WORK INSTRUCTIONS — Each line that holds the word "Emperors" is to be identified and copied.
++++
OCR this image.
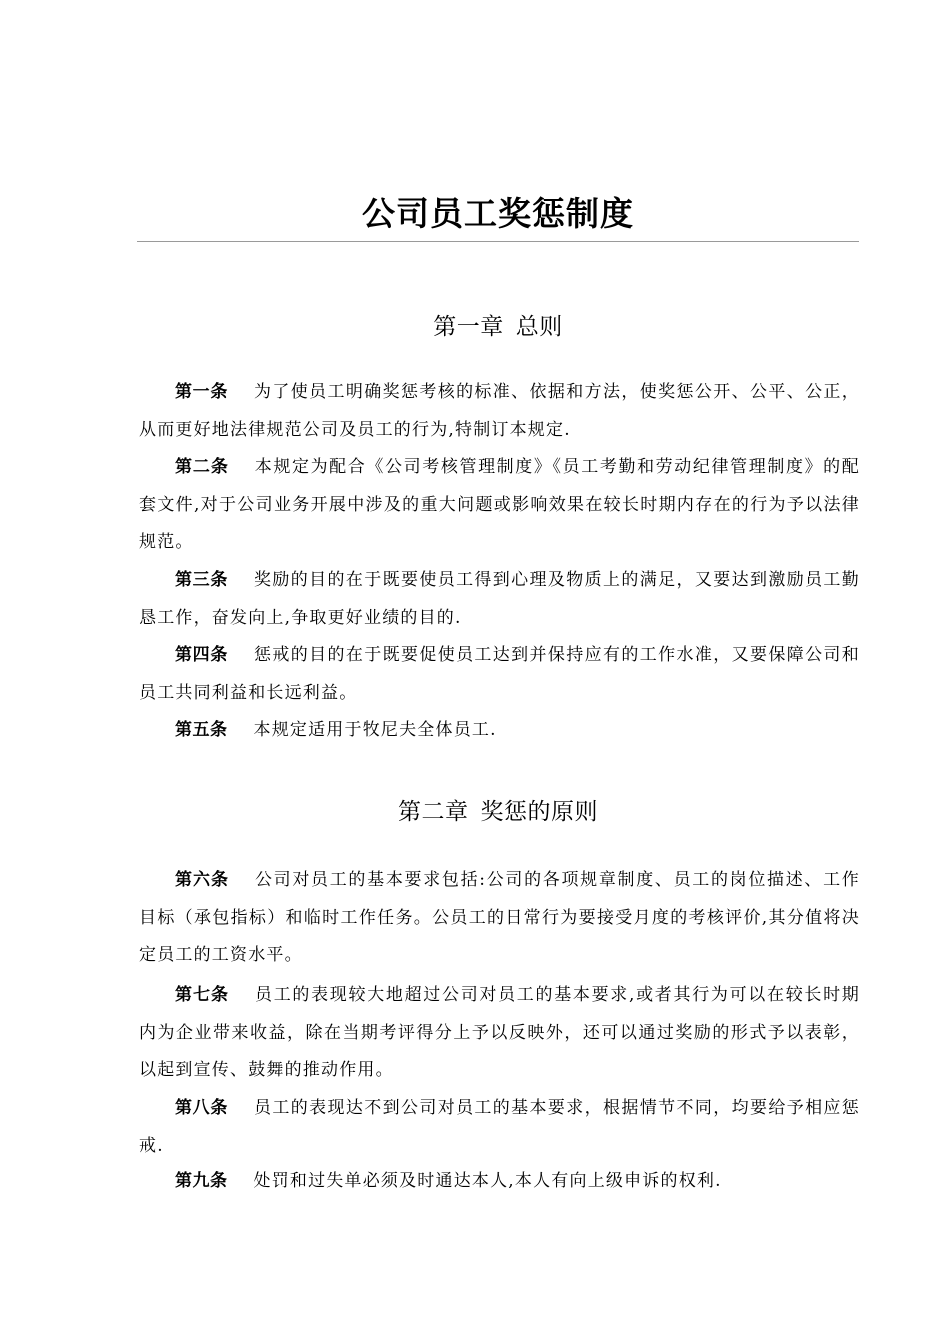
公司员工奖惩制度
第一章 总则

第一条 为了使员工明确奖惩考核的标准、依据和方法，使奖惩公开、公平、公正，从而更好地法律规范公司及员工的行为,特制订本规定.

第二条 本规定为配合《公司考核管理制度》《员工考勤和劳动纪律管理制度》的配套文件,对于公司业务开展中涉及的重大问题或影响效果在较长时期内存在的行为予以法律规范。

第三条 奖励的目的在于既要使员工得到心理及物质上的满足，又要达到激励员工勤恳工作，奋发向上,争取更好业绩的目的.

第四条 惩戒的目的在于既要促使员工达到并保持应有的工作水准，又要保障公司和员工共同利益和长远利益。

第五条 本规定适用于牧尼夫全体员工.

第二章 奖惩的原则

第六条 公司对员工的基本要求包括:公司的各项规章制度、员工的岗位描述、工作目标（承包指标）和临时工作任务。公员工的日常行为要接受月度的考核评价,其分值将决定员工的工资水平。

第七条 员工的表现较大地超过公司对员工的基本要求,或者其行为可以在较长时期内为企业带来收益，除在当期考评得分上予以反映外，还可以通过奖励的形式予以表彰，以起到宣传、鼓舞的推动作用。

第八条 员工的表现达不到公司对员工的基本要求，根据情节不同，均要给予相应惩戒.

第九条 处罚和过失单必须及时通达本人,本人有向上级申诉的权利.
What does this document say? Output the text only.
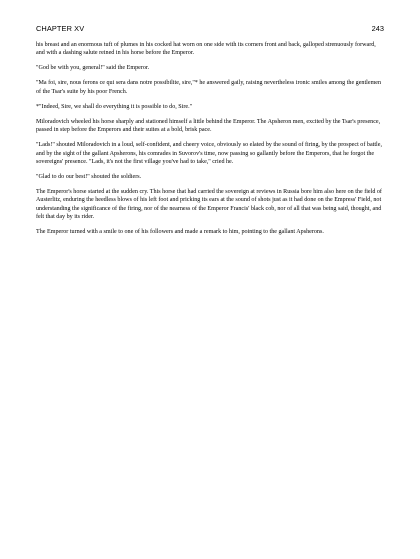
CHAPTER XV	243

his breast and an enormous tuft of plumes in his cocked hat worn on one side with its corners front and back, galloped strenuously forward, and with a dashing salute reined in his horse before the Emperor.

"God be with you, general!" said the Emperor.

"Ma foi, sire, nous ferons ce qui sera dans notre possibilite, sire,"* he answered gaily, raising nevertheless ironic smiles among the gentlemen of the Tsar's suite by his poor French.

*"Indeed, Sire, we shall do everything it is possible to do, Sire."

Miloradovich wheeled his horse sharply and stationed himself a little behind the Emperor. The Apsheron men, excited by the Tsar's presence, passed in step before the Emperors and their suites at a bold, brisk pace.

"Lads!" shouted Miloradovich in a loud, self-confident, and cheery voice, obviously so elated by the sound of firing, by the prospect of battle, and by the sight of the gallant Apsherons, his comrades in Suvorov's time, now passing so gallantly before the Emperors, that he forgot the sovereigns' presence. "Lads, it's not the first village you've had to take," cried he.

"Glad to do our best!" shouted the soldiers.

The Emperor's horse started at the sudden cry. This horse that had carried the sovereign at reviews in Russia bore him also here on the field of Austerlitz, enduring the heedless blows of his left foot and pricking its ears at the sound of shots just as it had done on the Empress' Field, not understanding the significance of the firing, nor of the nearness of the Emperor Francis' black cob, nor of all that was being said, thought, and felt that day by its rider.

The Emperor turned with a smile to one of his followers and made a remark to him, pointing to the gallant Apsherons.
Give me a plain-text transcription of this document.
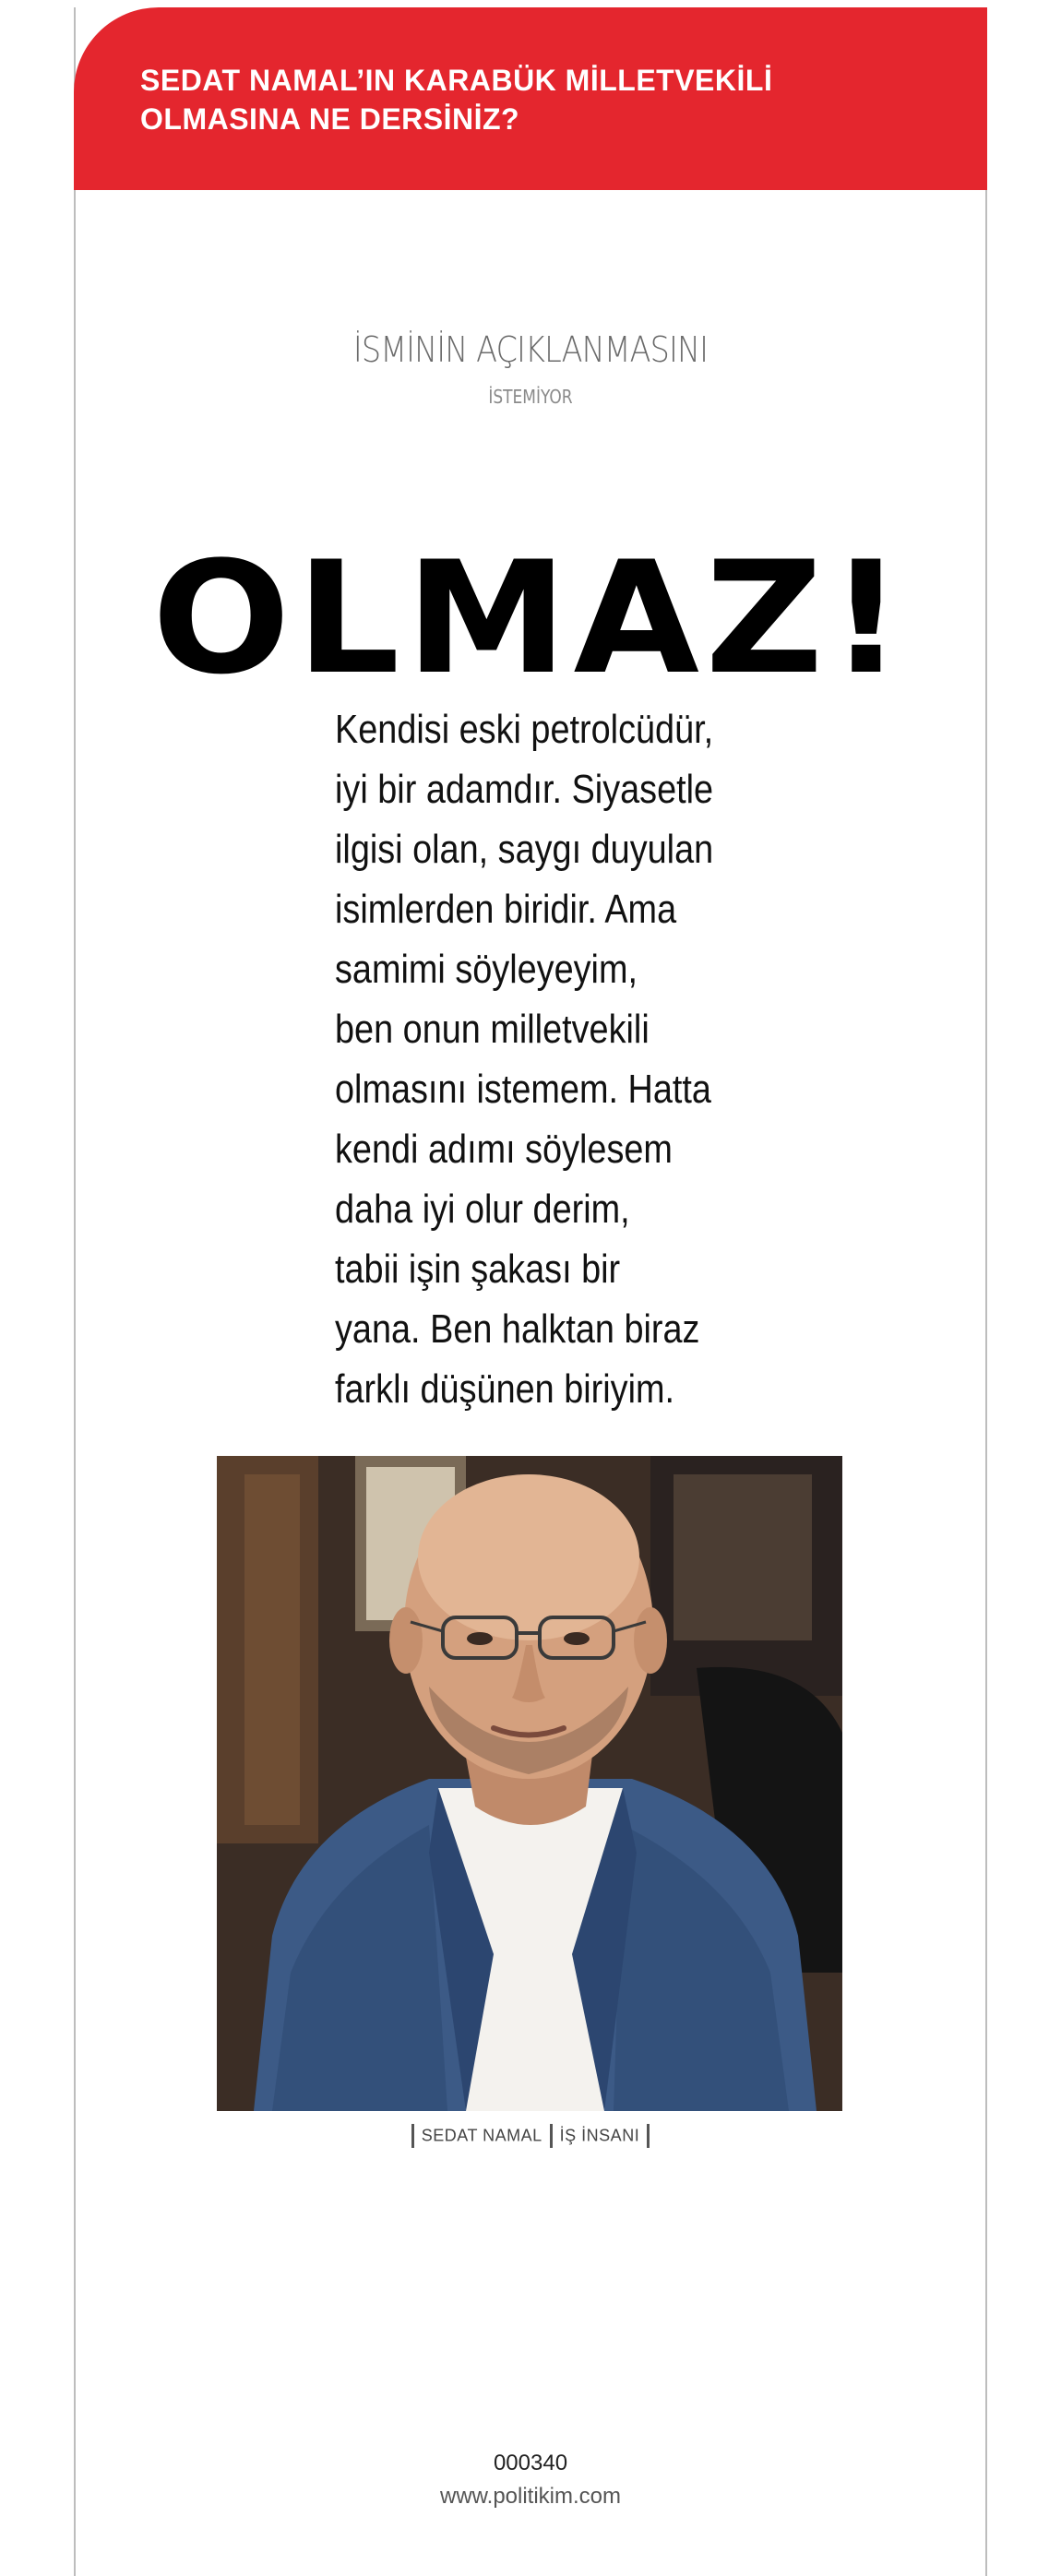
SEDAT NAMAL’IN KARABÜK MİLLETVEKİLİ
OLMASINA NE DERSİNİZ?
İSMİNİN AÇIKLANMASINI
İSTEMİYOR
OLMAZ!
Kendisi eski petrolcüdür,
iyi bir adamdır. Siyasetle
ilgisi olan, saygı duyulan
isimlerden biridir. Ama
samimi söyleyeyim,
ben onun milletvekili
olmasını istemem. Hatta
kendi adımı söylesem
daha iyi olur derim,
tabii işin şakası bir
yana. Ben halktan biraz
farklı düşünen biriyim.
SEDAT NAMAL İŞ İNSANI
000340
www.politikim.com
++++
TASK RESULT —
Miloradovich wheeled his horse sharply and stationed himself a little behind the Emperor. The Apsheron men, excited by the Tsar's presence, passed in step before the Emperors and their suites at a bold, brisk pace.
"Lads!" shouted Miloradovich in a loud, self-confident, and cheery voice, obviously so elated by the sound of firing, by the prospect of battle, and by the sight of the gallant Apsherons, his comrades in Suvorov's time, now passing so gallantly before the Emperors, that he forgot the sovereigns' presence. "Lads, it's not the first village you've had to take," cried he.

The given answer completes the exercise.